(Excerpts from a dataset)
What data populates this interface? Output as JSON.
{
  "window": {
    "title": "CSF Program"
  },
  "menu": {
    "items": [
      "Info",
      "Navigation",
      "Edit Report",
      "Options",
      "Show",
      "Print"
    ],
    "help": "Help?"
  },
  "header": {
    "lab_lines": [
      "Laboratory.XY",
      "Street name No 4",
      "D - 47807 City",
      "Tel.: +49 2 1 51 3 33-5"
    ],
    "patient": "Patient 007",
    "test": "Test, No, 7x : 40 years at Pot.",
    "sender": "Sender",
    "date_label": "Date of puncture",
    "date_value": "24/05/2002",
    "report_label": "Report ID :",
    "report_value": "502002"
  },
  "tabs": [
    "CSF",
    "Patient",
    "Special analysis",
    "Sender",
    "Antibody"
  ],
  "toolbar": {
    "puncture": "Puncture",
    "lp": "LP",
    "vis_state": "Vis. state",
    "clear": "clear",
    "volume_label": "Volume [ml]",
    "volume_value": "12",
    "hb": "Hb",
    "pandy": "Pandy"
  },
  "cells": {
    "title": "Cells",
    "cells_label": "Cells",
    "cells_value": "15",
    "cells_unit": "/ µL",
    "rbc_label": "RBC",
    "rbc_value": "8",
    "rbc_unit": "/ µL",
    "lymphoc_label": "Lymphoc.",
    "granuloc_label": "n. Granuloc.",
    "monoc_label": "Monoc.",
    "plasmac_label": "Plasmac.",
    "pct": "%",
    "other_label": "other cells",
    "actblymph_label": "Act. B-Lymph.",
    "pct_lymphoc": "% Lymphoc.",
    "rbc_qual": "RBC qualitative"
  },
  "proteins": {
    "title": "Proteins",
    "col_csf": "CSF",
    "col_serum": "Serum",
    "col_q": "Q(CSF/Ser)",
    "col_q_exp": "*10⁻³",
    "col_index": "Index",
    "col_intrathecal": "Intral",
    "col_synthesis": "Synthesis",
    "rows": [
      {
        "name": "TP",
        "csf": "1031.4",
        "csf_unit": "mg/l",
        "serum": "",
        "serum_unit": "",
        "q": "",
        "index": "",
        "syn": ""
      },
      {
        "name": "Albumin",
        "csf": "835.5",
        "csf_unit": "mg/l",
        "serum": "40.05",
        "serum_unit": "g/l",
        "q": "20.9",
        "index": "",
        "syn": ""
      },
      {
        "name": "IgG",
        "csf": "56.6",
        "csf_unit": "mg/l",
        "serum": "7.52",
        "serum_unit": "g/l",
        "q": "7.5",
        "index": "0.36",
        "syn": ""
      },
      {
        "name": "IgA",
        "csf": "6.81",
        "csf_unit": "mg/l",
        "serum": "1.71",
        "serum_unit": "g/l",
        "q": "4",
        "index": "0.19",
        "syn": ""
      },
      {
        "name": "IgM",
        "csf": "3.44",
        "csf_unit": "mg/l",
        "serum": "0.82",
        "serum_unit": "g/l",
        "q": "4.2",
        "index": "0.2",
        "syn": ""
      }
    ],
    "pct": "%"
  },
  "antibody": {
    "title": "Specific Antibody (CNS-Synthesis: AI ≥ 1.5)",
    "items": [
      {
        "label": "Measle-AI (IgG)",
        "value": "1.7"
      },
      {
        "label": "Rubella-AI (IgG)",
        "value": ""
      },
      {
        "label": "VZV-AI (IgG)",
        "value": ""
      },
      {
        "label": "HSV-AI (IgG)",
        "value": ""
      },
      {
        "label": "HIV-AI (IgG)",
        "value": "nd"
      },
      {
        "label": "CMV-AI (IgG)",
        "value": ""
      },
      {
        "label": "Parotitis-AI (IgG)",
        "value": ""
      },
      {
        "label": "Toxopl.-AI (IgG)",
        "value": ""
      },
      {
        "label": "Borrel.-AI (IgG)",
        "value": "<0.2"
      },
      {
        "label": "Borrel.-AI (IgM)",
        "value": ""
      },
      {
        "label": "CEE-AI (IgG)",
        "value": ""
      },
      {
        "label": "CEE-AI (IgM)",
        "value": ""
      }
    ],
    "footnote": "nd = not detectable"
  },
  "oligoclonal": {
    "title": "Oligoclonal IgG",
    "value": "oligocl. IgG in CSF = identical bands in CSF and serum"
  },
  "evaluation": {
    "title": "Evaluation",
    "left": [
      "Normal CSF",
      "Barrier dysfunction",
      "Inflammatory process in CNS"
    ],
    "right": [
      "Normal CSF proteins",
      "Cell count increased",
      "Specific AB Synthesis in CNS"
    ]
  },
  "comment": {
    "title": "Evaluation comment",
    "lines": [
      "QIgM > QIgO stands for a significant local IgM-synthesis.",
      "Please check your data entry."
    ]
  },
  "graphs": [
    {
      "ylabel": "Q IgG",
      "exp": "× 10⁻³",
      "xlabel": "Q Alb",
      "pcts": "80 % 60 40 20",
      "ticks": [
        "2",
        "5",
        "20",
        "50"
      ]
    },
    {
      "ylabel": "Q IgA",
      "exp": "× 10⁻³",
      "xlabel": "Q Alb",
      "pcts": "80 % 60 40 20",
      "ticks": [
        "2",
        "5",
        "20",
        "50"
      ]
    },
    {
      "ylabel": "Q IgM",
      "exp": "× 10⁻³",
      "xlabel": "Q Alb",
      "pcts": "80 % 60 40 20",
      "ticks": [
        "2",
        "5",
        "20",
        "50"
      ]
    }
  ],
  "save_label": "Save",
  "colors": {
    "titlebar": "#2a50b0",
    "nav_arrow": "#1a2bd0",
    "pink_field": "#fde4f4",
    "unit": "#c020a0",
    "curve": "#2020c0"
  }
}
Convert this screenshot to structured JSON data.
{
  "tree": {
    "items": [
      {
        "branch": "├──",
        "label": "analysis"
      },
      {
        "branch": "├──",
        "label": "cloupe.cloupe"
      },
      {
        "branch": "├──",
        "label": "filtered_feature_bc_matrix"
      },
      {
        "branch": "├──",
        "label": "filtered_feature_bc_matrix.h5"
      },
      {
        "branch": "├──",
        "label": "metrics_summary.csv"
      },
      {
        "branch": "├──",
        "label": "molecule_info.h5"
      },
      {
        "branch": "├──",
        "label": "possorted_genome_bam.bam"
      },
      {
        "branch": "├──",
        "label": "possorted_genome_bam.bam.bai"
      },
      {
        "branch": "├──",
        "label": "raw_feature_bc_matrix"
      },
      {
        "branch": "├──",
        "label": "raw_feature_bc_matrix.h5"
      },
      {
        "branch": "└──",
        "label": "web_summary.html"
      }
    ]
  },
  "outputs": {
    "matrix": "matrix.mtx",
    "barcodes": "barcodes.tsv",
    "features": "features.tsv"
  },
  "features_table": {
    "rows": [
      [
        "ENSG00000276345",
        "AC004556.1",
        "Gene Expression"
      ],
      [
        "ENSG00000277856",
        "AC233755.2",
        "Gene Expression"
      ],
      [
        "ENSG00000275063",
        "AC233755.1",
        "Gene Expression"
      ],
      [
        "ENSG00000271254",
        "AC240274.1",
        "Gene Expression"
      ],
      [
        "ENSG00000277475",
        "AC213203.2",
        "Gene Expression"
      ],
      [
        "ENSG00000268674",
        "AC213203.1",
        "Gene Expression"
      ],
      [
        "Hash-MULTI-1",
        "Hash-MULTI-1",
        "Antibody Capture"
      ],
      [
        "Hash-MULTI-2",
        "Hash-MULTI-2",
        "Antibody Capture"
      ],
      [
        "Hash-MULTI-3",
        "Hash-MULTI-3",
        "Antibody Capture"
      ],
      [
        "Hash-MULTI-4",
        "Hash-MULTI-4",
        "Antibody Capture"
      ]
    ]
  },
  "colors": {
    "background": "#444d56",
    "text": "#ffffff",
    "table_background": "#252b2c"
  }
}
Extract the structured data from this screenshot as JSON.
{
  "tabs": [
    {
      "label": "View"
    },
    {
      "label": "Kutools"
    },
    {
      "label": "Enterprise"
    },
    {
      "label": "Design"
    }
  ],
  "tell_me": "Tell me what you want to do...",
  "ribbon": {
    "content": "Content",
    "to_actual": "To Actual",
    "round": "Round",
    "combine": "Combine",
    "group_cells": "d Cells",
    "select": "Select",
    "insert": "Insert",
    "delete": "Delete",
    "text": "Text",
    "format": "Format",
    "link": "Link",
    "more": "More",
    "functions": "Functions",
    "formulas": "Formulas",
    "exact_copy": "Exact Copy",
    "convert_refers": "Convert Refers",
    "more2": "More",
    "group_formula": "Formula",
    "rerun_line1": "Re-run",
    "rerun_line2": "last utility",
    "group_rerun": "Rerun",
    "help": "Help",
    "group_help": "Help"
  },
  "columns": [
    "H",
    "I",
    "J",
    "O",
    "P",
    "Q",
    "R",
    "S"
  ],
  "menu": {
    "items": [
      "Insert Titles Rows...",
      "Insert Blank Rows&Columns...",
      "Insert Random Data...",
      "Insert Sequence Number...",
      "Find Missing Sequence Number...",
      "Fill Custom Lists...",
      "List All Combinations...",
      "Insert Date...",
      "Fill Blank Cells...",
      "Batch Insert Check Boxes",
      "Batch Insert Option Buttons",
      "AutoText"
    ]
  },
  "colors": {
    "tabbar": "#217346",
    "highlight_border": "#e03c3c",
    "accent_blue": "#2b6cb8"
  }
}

## Task item
Would you please copy the lines above, from the one holding "Extract the structured" through the last, and nothing else?

## Your solution
Extract the structured data from this screenshot as JSON.
{
  "tabs": [
    {
      "label": "View"
    },
    {
      "label": "Kutools"
    },
    {
      "label": "Enterprise"
    },
    {
      "label": "Design"
    }
  ],
  "tell_me": "Tell me what you want to do...",
  "ribbon": {
    "content": "Content",
    "to_actual": "To Actual",
    "round": "Round",
    "combine": "Combine",
    "group_cells": "d Cells",
    "select": "Select",
    "insert": "Insert",
    "delete": "Delete",
    "text": "Text",
    "format": "Format",
    "link": "Link",
    "more": "More",
    "functions": "Functions",
    "formulas": "Formulas",
    "exact_copy": "Exact Copy",
    "convert_refers": "Convert Refers",
    "more2": "More",
    "group_formula": "Formula",
    "rerun_line1": "Re-run",
    "rerun_line2": "last utility",
    "group_rerun": "Rerun",
    "help": "Help",
    "group_help": "Help"
  },
  "columns": [
    "H",
    "I",
    "J",
    "O",
    "P",
    "Q",
    "R",
    "S"
  ],
  "menu": {
    "items": [
      "Insert Titles Rows...",
      "Insert Blank Rows&Columns...",
      "Insert Random Data...",
      "Insert Sequence Number...",
      "Find Missing Sequence Number...",
      "Fill Custom Lists...",
      "List All Combinations...",
      "Insert Date...",
      "Fill Blank Cells...",
      "Batch Insert Check Boxes",
      "Batch Insert Option Buttons",
      "AutoText"
    ]
  },
  "colors": {
    "tabbar": "#217346",
    "highlight_border": "#e03c3c",
    "accent_blue": "#2b6cb8"
  }
}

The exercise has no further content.